EmptyElementAttributes

ename, numAtts, [anamei, avaluei]*

Where:
ename is the element's qualified name
numAtts is the number of attributes, n
anamei is the ith attribute's qualified name
avaluei is the ith attribute's string value

9

EmptyElementNamespaceDecls

numMaps, [prefixi, urii]*,ename, numAtts, [anamei, avaluei]*

Where:
numMaps is the number of namespace maps
prefixi is the ith map's prefix's name
avaluei is the ith map's URI string value
ename is the element's qualified name
numAtts is the number of attributes
anamei is the ith attribute's qualified name
avaluei is the ith attribute's string value

10

ProcessingInstruction

target, data

Where:
target is the qualified name of the procession instruction target
data is the data associated with the named target

11

XMLDeclaration

version, standalone

Where:
version is a string giving the documents version, may be null
standalone is a string that is either "yes", "no", or null

12

DocumentTypeDeclaration

rootElementName, systemId, publicId

13

EntityReference

name

Where:
name is a string giving the name of the entity

14

Comment

data

Where:
data is a string with the comment's text

Appendix B: Analysis of "personal.xml" Conversion to CBXML

Following is a detailed analysis of the conversion of a simple xml file, "personal.xml", to "personal.cbxml". This analysis includes compression and parsing speed data. It also includes detailed analysis of the cbxml encoding of "personal.xml". This shows the exact sequence of bytes produced and describes the meaning of each.

Compression Data

Convert: personal.xml to personal.cbxml
 
Size Information:
    Size of XML source                     2097 bytes
    Size of CBXML                           723 bytes
    Reducing the source by                   65 %, or  2.9 times better.
    Size of zipped xml                      593 bytes
    Size of zipped cbxml                    576 bytes
    

Performance Results

All timing runs are for 300 iterations after a warm up of 500 iterations.

    XML to CBXML via Xerces2 front-end:   1.770 milliseconds
    CBXML to CBXML Roundtrip:             0.633 milliseconds
    CBXML to CBXML via XMLDocHandler:     1.470 milliseconds
 
    CBXML to Null CBXML handler:          0.267 milliseconds
    XML to Null Xerces2 handler:          0.567 milliseconds
    CBXML parsing time reduction is          52 %, or  2.1 times better.

Encoding

This following is a description of the actual byte sequence of the cbxml file. The first section of each line is the byte offset being described. The next section is an indication of the interpretation of the value at this byte offset. The third section is the actual value in the cbxml byte stream. Values are either: integers, strings or references. For an integer the integer value is given. For a string it length is given followed by the string value. For a reference its reference id is given followed by an equal sign and the referenced value.

Header

[    0] Magic number----------------------- 1764953
[    3] Major version---------------------- 1
[    4] Minor version---------------------- 1
[    5] Character encoding option---------- 1
[    6] Character encoding----------------- 5,"UTF-8"
:::::
[YOUR GOAL]
Write out the CBXML excerpt word for word, from "This following is" up to and including "the referenced value.". Please rely only on the CBXML excerpt above.

[SOURCE DATA]
:::::
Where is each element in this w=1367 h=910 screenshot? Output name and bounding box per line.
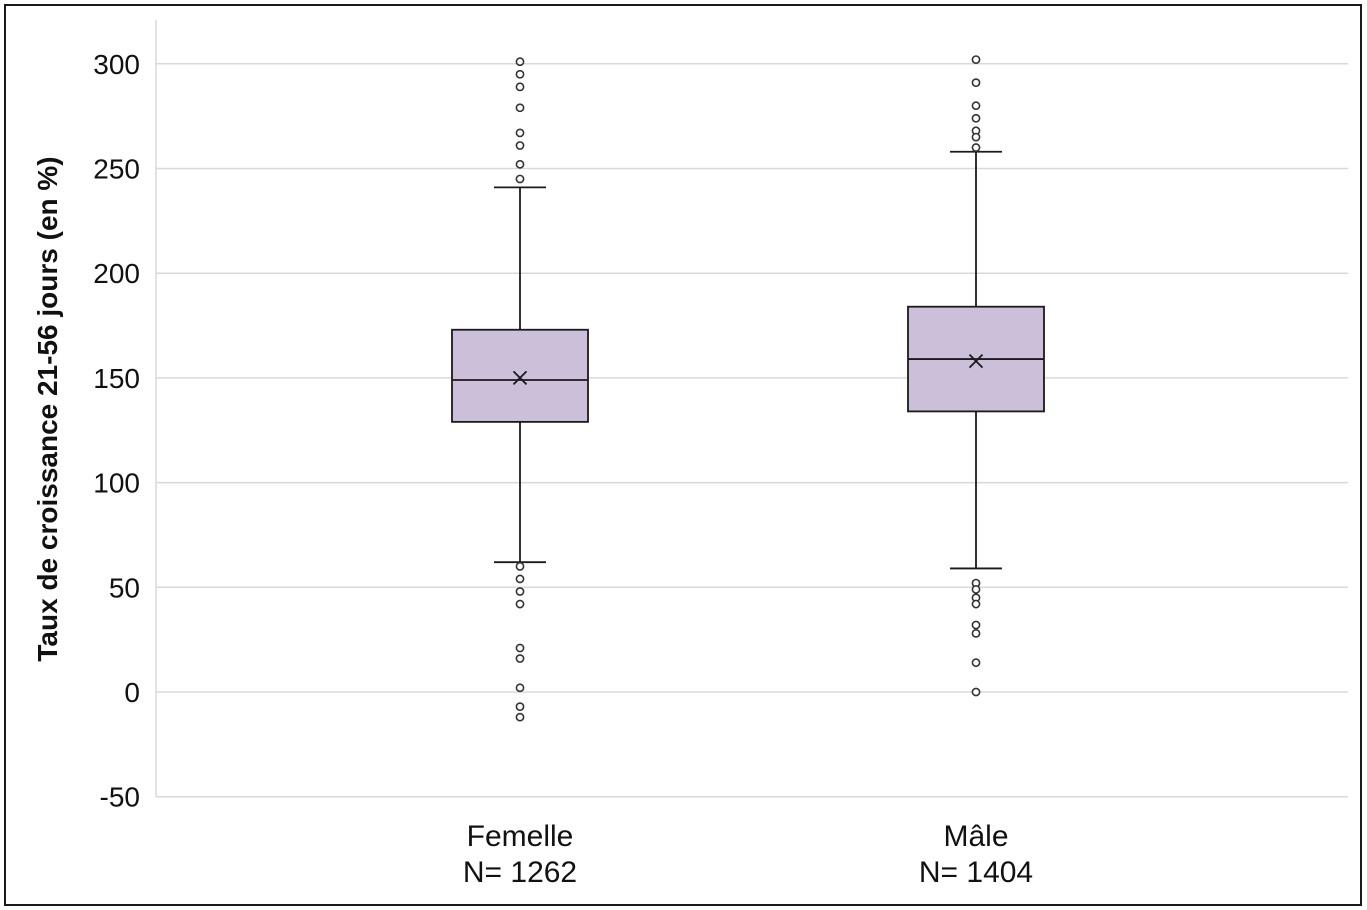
:::::
[EXERCISE OUTPUT]
This following is a description of the actual byte sequence of the cbxml file. The first section of each line is the byte offset being described. The next section is an indication of the interpretation of the value at this byte offset. The third section is the actual value in the cbxml byte stream. Values are either: integers, strings or references. For an integer the integer value is given. For a string it length is given followed by the string value. For a reference its reference id is given followed by an equal sign and the referenced value.